-- BEGIN STORED ROWS --
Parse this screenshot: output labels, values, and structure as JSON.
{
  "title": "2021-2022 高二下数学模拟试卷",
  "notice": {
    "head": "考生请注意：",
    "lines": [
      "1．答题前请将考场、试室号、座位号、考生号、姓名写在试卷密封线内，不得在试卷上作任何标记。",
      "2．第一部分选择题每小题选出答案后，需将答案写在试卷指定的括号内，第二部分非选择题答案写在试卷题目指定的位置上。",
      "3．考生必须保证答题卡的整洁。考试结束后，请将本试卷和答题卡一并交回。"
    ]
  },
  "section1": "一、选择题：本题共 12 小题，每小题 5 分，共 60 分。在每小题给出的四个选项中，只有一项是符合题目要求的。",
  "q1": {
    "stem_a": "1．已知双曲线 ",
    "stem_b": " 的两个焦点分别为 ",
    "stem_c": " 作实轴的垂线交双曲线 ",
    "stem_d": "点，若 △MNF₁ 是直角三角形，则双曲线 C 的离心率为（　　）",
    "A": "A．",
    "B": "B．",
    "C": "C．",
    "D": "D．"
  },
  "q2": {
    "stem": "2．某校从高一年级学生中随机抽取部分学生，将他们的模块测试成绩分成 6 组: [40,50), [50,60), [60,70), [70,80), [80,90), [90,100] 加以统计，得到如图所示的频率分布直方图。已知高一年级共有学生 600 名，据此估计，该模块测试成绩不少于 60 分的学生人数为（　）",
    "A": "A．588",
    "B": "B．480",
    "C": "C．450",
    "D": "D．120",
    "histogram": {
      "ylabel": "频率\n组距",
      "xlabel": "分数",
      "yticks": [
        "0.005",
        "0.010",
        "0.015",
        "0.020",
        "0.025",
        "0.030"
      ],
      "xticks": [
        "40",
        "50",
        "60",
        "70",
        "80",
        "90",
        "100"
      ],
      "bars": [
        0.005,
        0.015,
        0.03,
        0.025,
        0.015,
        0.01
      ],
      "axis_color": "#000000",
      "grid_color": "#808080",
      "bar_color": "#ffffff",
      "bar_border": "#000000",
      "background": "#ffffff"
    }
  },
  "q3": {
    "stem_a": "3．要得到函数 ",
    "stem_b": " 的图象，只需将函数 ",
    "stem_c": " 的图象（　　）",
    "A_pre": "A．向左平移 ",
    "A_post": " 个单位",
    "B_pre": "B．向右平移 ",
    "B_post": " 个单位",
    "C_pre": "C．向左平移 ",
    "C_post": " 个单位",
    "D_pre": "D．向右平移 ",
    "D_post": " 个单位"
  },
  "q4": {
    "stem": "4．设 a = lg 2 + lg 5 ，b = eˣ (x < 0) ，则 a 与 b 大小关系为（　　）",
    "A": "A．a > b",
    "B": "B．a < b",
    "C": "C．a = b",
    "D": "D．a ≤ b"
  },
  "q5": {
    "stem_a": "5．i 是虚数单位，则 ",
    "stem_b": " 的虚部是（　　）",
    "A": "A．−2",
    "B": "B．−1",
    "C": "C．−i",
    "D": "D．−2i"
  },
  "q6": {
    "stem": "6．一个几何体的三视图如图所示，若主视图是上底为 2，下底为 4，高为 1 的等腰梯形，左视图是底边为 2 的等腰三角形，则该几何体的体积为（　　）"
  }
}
-- END STORED ROWS --
# [EXERCISE DETAILS]
State how many lines in the records above contain the word "ffffff", giving only the number.

# [TASK ANSWER]
2